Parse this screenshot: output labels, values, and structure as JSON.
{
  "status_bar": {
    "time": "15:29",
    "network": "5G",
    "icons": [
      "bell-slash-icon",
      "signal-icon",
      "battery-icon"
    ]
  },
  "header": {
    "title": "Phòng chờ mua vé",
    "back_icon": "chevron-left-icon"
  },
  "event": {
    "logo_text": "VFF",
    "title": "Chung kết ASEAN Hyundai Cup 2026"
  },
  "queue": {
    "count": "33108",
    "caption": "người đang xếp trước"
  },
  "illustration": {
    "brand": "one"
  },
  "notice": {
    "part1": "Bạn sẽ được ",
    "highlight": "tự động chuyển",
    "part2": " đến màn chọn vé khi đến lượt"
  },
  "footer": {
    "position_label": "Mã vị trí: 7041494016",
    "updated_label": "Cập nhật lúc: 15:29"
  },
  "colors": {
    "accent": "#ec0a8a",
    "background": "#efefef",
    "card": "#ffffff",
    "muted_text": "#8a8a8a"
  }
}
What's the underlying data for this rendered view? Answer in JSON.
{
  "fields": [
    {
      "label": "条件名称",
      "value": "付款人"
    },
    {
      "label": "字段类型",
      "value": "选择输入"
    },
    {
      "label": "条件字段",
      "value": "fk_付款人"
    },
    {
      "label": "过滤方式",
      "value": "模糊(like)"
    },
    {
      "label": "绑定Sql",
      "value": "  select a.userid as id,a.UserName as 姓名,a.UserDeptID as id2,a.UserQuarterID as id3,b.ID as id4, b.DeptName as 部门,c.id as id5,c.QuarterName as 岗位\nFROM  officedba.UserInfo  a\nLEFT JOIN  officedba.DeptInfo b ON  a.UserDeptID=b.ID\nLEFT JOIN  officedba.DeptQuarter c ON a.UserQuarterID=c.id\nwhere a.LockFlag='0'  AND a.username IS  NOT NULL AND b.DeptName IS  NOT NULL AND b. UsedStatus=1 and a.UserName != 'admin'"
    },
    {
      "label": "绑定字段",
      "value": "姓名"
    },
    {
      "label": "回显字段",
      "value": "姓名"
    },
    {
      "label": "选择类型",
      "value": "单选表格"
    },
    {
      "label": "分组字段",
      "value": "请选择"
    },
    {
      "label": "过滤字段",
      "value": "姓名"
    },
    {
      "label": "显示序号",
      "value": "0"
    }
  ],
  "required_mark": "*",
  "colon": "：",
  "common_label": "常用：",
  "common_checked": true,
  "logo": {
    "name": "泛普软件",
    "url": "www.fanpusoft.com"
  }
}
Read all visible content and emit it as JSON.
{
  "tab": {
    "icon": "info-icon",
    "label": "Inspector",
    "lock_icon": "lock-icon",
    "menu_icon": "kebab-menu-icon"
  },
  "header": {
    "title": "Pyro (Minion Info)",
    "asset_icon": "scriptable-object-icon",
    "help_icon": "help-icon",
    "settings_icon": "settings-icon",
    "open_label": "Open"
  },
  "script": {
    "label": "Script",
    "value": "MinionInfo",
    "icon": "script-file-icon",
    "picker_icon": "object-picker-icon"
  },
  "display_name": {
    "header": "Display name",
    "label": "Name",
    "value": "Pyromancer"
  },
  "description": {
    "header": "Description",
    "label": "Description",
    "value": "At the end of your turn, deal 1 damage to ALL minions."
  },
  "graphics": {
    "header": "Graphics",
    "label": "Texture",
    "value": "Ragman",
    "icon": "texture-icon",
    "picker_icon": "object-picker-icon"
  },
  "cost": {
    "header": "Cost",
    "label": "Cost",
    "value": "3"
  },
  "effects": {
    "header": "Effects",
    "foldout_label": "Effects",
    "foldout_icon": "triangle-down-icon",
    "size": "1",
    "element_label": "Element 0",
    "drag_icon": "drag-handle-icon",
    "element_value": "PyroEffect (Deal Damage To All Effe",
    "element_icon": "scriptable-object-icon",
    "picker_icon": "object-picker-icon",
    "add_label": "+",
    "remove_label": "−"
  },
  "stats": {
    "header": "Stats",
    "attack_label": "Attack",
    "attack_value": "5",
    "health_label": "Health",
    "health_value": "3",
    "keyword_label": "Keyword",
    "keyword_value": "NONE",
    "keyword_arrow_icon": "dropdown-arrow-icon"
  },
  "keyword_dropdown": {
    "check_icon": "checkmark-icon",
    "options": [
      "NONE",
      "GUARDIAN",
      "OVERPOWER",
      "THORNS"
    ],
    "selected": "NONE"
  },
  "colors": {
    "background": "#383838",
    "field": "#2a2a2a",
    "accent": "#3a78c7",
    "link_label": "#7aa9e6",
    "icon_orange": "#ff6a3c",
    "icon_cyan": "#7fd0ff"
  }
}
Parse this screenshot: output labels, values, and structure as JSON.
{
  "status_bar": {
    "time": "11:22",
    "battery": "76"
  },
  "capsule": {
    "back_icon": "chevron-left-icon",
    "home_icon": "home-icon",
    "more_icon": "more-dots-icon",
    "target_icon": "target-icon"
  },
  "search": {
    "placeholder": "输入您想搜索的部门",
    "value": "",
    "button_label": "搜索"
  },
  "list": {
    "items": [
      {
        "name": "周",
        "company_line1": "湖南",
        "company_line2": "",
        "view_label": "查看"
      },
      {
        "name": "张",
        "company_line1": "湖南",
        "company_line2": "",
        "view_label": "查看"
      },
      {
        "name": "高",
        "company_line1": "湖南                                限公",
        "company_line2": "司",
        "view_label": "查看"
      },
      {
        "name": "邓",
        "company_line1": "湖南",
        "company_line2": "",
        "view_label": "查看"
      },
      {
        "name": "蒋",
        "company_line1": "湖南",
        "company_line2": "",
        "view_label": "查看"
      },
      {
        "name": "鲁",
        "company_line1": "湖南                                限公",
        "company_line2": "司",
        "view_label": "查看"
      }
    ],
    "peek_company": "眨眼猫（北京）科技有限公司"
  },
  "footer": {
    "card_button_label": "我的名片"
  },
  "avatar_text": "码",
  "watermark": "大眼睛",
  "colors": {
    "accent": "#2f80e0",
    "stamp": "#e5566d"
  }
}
————————
DIRECTIONS FOR THIS TASK >> Write out the data exactly as it stands.

WRITTEN ANSWER >>
Parse this screenshot: output labels, values, and structure as JSON.
{
  "status_bar": {
    "time": "15:29",
    "network": "5G",
    "icons": [
      "bell-slash-icon",
      "signal-icon",
      "battery-icon"
    ]
  },
  "header": {
    "title": "Phòng chờ mua vé",
    "back_icon": "chevron-left-icon"
  },
  "event": {
    "logo_text": "VFF",
    "title": "Chung kết ASEAN Hyundai Cup 2026"
  },
  "queue": {
    "count": "33108",
    "caption": "người đang xếp trước"
  },
  "illustration": {
    "brand": "one"
  },
  "notice": {
    "part1": "Bạn sẽ được ",
    "highlight": "tự động chuyển",
    "part2": " đến màn chọn vé khi đến lượt"
  },
  "footer": {
    "position_label": "Mã vị trí: 7041494016",
    "updated_label": "Cập nhật lúc: 15:29"
  },
  "colors": {
    "accent": "#ec0a8a",
    "background": "#efefef",
    "card": "#ffffff",
    "muted_text": "#8a8a8a"
  }
}
What's the underlying data for this rendered view? Answer in JSON.
{
  "fields": [
    {
      "label": "条件名称",
      "value": "付款人"
    },
    {
      "label": "字段类型",
      "value": "选择输入"
    },
    {
      "label": "条件字段",
      "value": "fk_付款人"
    },
    {
      "label": "过滤方式",
      "value": "模糊(like)"
    },
    {
      "label": "绑定Sql",
      "value": "  select a.userid as id,a.UserName as 姓名,a.UserDeptID as id2,a.UserQuarterID as id3,b.ID as id4, b.DeptName as 部门,c.id as id5,c.QuarterName as 岗位\nFROM  officedba.UserInfo  a\nLEFT JOIN  officedba.DeptInfo b ON  a.UserDeptID=b.ID\nLEFT JOIN  officedba.DeptQuarter c ON a.UserQuarterID=c.id\nwhere a.LockFlag='0'  AND a.username IS  NOT NULL AND b.DeptName IS  NOT NULL AND b. UsedStatus=1 and a.UserName != 'admin'"
    },
    {
      "label": "绑定字段",
      "value": "姓名"
    },
    {
      "label": "回显字段",
      "value": "姓名"
    },
    {
      "label": "选择类型",
      "value": "单选表格"
    },
    {
      "label": "分组字段",
      "value": "请选择"
    },
    {
      "label": "过滤字段",
      "value": "姓名"
    },
    {
      "label": "显示序号",
      "value": "0"
    }
  ],
  "required_mark": "*",
  "colon": "：",
  "common_label": "常用：",
  "common_checked": true,
  "logo": {
    "name": "泛普软件",
    "url": "www.fanpusoft.com"
  }
}
Read all visible content and emit it as JSON.
{
  "tab": {
    "icon": "info-icon",
    "label": "Inspector",
    "lock_icon": "lock-icon",
    "menu_icon": "kebab-menu-icon"
  },
  "header": {
    "title": "Pyro (Minion Info)",
    "asset_icon": "scriptable-object-icon",
    "help_icon": "help-icon",
    "settings_icon": "settings-icon",
    "open_label": "Open"
  },
  "script": {
    "label": "Script",
    "value": "MinionInfo",
    "icon": "script-file-icon",
    "picker_icon": "object-picker-icon"
  },
  "display_name": {
    "header": "Display name",
    "label": "Name",
    "value": "Pyromancer"
  },
  "description": {
    "header": "Description",
    "label": "Description",
    "value": "At the end of your turn, deal 1 damage to ALL minions."
  },
  "graphics": {
    "header": "Graphics",
    "label": "Texture",
    "value": "Ragman",
    "icon": "texture-icon",
    "picker_icon": "object-picker-icon"
  },
  "cost": {
    "header": "Cost",
    "label": "Cost",
    "value": "3"
  },
  "effects": {
    "header": "Effects",
    "foldout_label": "Effects",
    "foldout_icon": "triangle-down-icon",
    "size": "1",
    "element_label": "Element 0",
    "drag_icon": "drag-handle-icon",
    "element_value": "PyroEffect (Deal Damage To All Effe",
    "element_icon": "scriptable-object-icon",
    "picker_icon": "object-picker-icon",
    "add_label": "+",
    "remove_label": "−"
  },
  "stats": {
    "header": "Stats",
    "attack_label": "Attack",
    "attack_value": "5",
    "health_label": "Health",
    "health_value": "3",
    "keyword_label": "Keyword",
    "keyword_value": "NONE",
    "keyword_arrow_icon": "dropdown-arrow-icon"
  },
  "keyword_dropdown": {
    "check_icon": "checkmark-icon",
    "options": [
      "NONE",
      "GUARDIAN",
      "OVERPOWER",
      "THORNS"
    ],
    "selected": "NONE"
  },
  "colors": {
    "background": "#383838",
    "field": "#2a2a2a",
    "accent": "#3a78c7",
    "link_label": "#7aa9e6",
    "icon_orange": "#ff6a3c",
    "icon_cyan": "#7fd0ff"
  }
}
Parse this screenshot: output labels, values, and structure as JSON.
{
  "status_bar": {
    "time": "11:22",
    "battery": "76"
  },
  "capsule": {
    "back_icon": "chevron-left-icon",
    "home_icon": "home-icon",
    "more_icon": "more-dots-icon",
    "target_icon": "target-icon"
  },
  "search": {
    "placeholder": "输入您想搜索的部门",
    "value": "",
    "button_label": "搜索"
  },
  "list": {
    "items": [
      {
        "name": "周",
        "company_line1": "湖南",
        "company_line2": "",
        "view_label": "查看"
      },
      {
        "name": "张",
        "company_line1": "湖南",
        "company_line2": "",
        "view_label": "查看"
      },
      {
        "name": "高",
        "company_line1": "湖南                                限公",
        "company_line2": "司",
        "view_label": "查看"
      },
      {
        "name": "邓",
        "company_line1": "湖南",
        "company_line2": "",
        "view_label": "查看"
      },
      {
        "name": "蒋",
        "company_line1": "湖南",
        "company_line2": "",
        "view_label": "查看"
      },
      {
        "name": "鲁",
        "company_line1": "湖南                                限公",
        "company_line2": "司",
        "view_label": "查看"
      }
    ],
    "peek_company": "眨眼猫（北京）科技有限公司"
  },
  "footer": {
    "card_button_label": "我的名片"
  },
  "avatar_text": "码",
  "watermark": "大眼睛",
  "colors": {
    "accent": "#2f80e0",
    "stamp": "#e5566d"
  }
}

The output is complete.